INPUT ROWS:
══════════

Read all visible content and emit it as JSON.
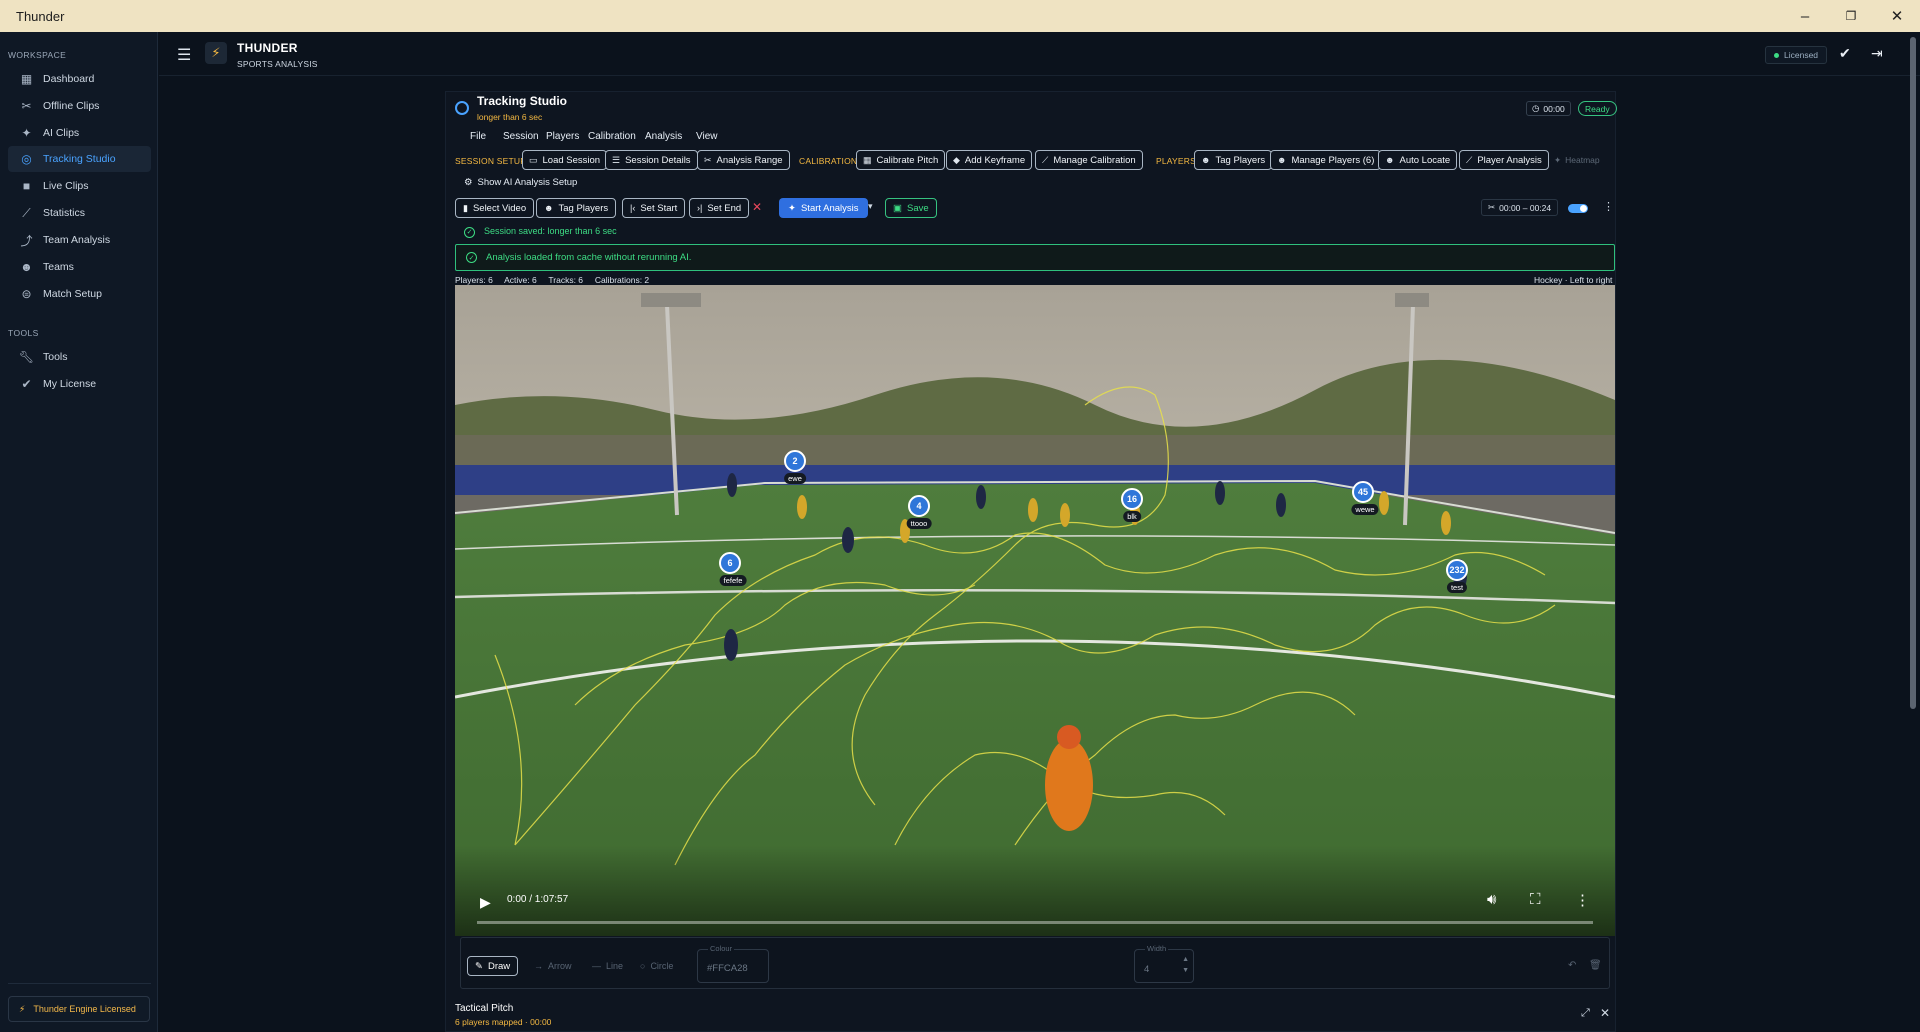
{
  "window": {
    "title": "Thunder",
    "minimize": "–",
    "maximize": "❐",
    "close": "✕"
  },
  "sidebar": {
    "workspace_label": "WORKSPACE",
    "tools_label": "TOOLS",
    "items": [
      {
        "label": "Dashboard",
        "icon": "dashboard-icon"
      },
      {
        "label": "Offline Clips",
        "icon": "scissors-icon"
      },
      {
        "label": "AI Clips",
        "icon": "sparkle-icon"
      },
      {
        "label": "Tracking Studio",
        "icon": "target-icon",
        "active": true
      },
      {
        "label": "Live Clips",
        "icon": "camera-icon"
      },
      {
        "label": "Statistics",
        "icon": "chart-icon"
      },
      {
        "label": "Team Analysis",
        "icon": "trend-icon"
      },
      {
        "label": "Teams",
        "icon": "people-icon"
      },
      {
        "label": "Match Setup",
        "icon": "whistle-icon"
      }
    ],
    "tools": [
      {
        "label": "Tools",
        "icon": "wrench-icon"
      },
      {
        "label": "My License",
        "icon": "badge-icon"
      }
    ],
    "footer": "Thunder Engine Licensed"
  },
  "header": {
    "brand": "THUNDER",
    "subtitle": "SPORTS ANALYSIS",
    "license_status": "Licensed"
  },
  "studio": {
    "title": "Tracking Studio",
    "session_name": "longer than 6 sec",
    "timer": "00:00",
    "status": "Ready",
    "menu": [
      "File",
      "Session",
      "Players",
      "Calibration",
      "Analysis",
      "View"
    ],
    "session_setup_label": "SESSION SETUP",
    "calibration_label": "CALIBRATION",
    "players_label": "PLAYERS",
    "buttons": {
      "load_session": "Load Session",
      "session_details": "Session Details",
      "analysis_range": "Analysis Range",
      "calibrate_pitch": "Calibrate Pitch",
      "add_keyframe": "Add Keyframe",
      "manage_calibration": "Manage Calibration",
      "tag_players": "Tag Players",
      "manage_players": "Manage Players (6)",
      "auto_locate": "Auto Locate",
      "player_analysis": "Player Analysis",
      "heatmap": "Heatmap"
    },
    "show_ai_setup": "Show AI Analysis Setup",
    "row2": {
      "select_video": "Select Video",
      "tag_players": "Tag Players",
      "set_start": "Set Start",
      "set_end": "Set End",
      "start_analysis": "Start Analysis",
      "save": "Save",
      "range": "00:00 – 00:24"
    },
    "saved_msg": "Session saved: longer than 6 sec",
    "cache_msg": "Analysis loaded from cache without rerunning AI.",
    "stats": "Players: 6     Active: 6     Tracks: 6     Calibrations: 2",
    "sport": "Hockey · Left to right"
  },
  "video": {
    "time": "0:00 / 1:07:57",
    "players": [
      {
        "num": "2",
        "name": "ewe"
      },
      {
        "num": "4",
        "name": "ttooo"
      },
      {
        "num": "16",
        "name": "blk"
      },
      {
        "num": "45",
        "name": "wewe"
      },
      {
        "num": "6",
        "name": "fefefe"
      },
      {
        "num": "232",
        "name": "test"
      }
    ]
  },
  "draw": {
    "draw": "Draw",
    "arrow": "Arrow",
    "line": "Line",
    "circle": "Circle",
    "colour_label": "Colour",
    "colour_value": "#FFCA28",
    "width_label": "Width",
    "width_value": "4"
  },
  "tactical": {
    "title": "Tactical Pitch",
    "subtitle": "6 players mapped · 00:00"
  }
}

══════════

TO DO: Copy the data word for word. Pictures do not go in the copy.

TASK RESPONSE:
Read all visible content and emit it as JSON.
{
  "window": {
    "title": "Thunder",
    "minimize": "–",
    "maximize": "❐",
    "close": "✕"
  },
  "sidebar": {
    "workspace_label": "WORKSPACE",
    "tools_label": "TOOLS",
    "items": [
      {
        "label": "Dashboard",
        "icon": "dashboard-icon"
      },
      {
        "label": "Offline Clips",
        "icon": "scissors-icon"
      },
      {
        "label": "AI Clips",
        "icon": "sparkle-icon"
      },
      {
        "label": "Tracking Studio",
        "icon": "target-icon",
        "active": true
      },
      {
        "label": "Live Clips",
        "icon": "camera-icon"
      },
      {
        "label": "Statistics",
        "icon": "chart-icon"
      },
      {
        "label": "Team Analysis",
        "icon": "trend-icon"
      },
      {
        "label": "Teams",
        "icon": "people-icon"
      },
      {
        "label": "Match Setup",
        "icon": "whistle-icon"
      }
    ],
    "tools": [
      {
        "label": "Tools",
        "icon": "wrench-icon"
      },
      {
        "label": "My License",
        "icon": "badge-icon"
      }
    ],
    "footer": "Thunder Engine Licensed"
  },
  "header": {
    "brand": "THUNDER",
    "subtitle": "SPORTS ANALYSIS",
    "license_status": "Licensed"
  },
  "studio": {
    "title": "Tracking Studio",
    "session_name": "longer than 6 sec",
    "timer": "00:00",
    "status": "Ready",
    "menu": [
      "File",
      "Session",
      "Players",
      "Calibration",
      "Analysis",
      "View"
    ],
    "session_setup_label": "SESSION SETUP",
    "calibration_label": "CALIBRATION",
    "players_label": "PLAYERS",
    "buttons": {
      "load_session": "Load Session",
      "session_details": "Session Details",
      "analysis_range": "Analysis Range",
      "calibrate_pitch": "Calibrate Pitch",
      "add_keyframe": "Add Keyframe",
      "manage_calibration": "Manage Calibration",
      "tag_players": "Tag Players",
      "manage_players": "Manage Players (6)",
      "auto_locate": "Auto Locate",
      "player_analysis": "Player Analysis",
      "heatmap": "Heatmap"
    },
    "show_ai_setup": "Show AI Analysis Setup",
    "row2": {
      "select_video": "Select Video",
      "tag_players": "Tag Players",
      "set_start": "Set Start",
      "set_end": "Set End",
      "start_analysis": "Start Analysis",
      "save": "Save",
      "range": "00:00 – 00:24"
    },
    "saved_msg": "Session saved: longer than 6 sec",
    "cache_msg": "Analysis loaded from cache without rerunning AI.",
    "stats": "Players: 6     Active: 6     Tracks: 6     Calibrations: 2",
    "sport": "Hockey · Left to right"
  },
  "video": {
    "time": "0:00 / 1:07:57",
    "players": [
      {
        "num": "2",
        "name": "ewe"
      },
      {
        "num": "4",
        "name": "ttooo"
      },
      {
        "num": "16",
        "name": "blk"
      },
      {
        "num": "45",
        "name": "wewe"
      },
      {
        "num": "6",
        "name": "fefefe"
      },
      {
        "num": "232",
        "name": "test"
      }
    ]
  },
  "draw": {
    "draw": "Draw",
    "arrow": "Arrow",
    "line": "Line",
    "circle": "Circle",
    "colour_label": "Colour",
    "colour_value": "#FFCA28",
    "width_label": "Width",
    "width_value": "4"
  },
  "tactical": {
    "title": "Tactical Pitch",
    "subtitle": "6 players mapped · 00:00"
  }
}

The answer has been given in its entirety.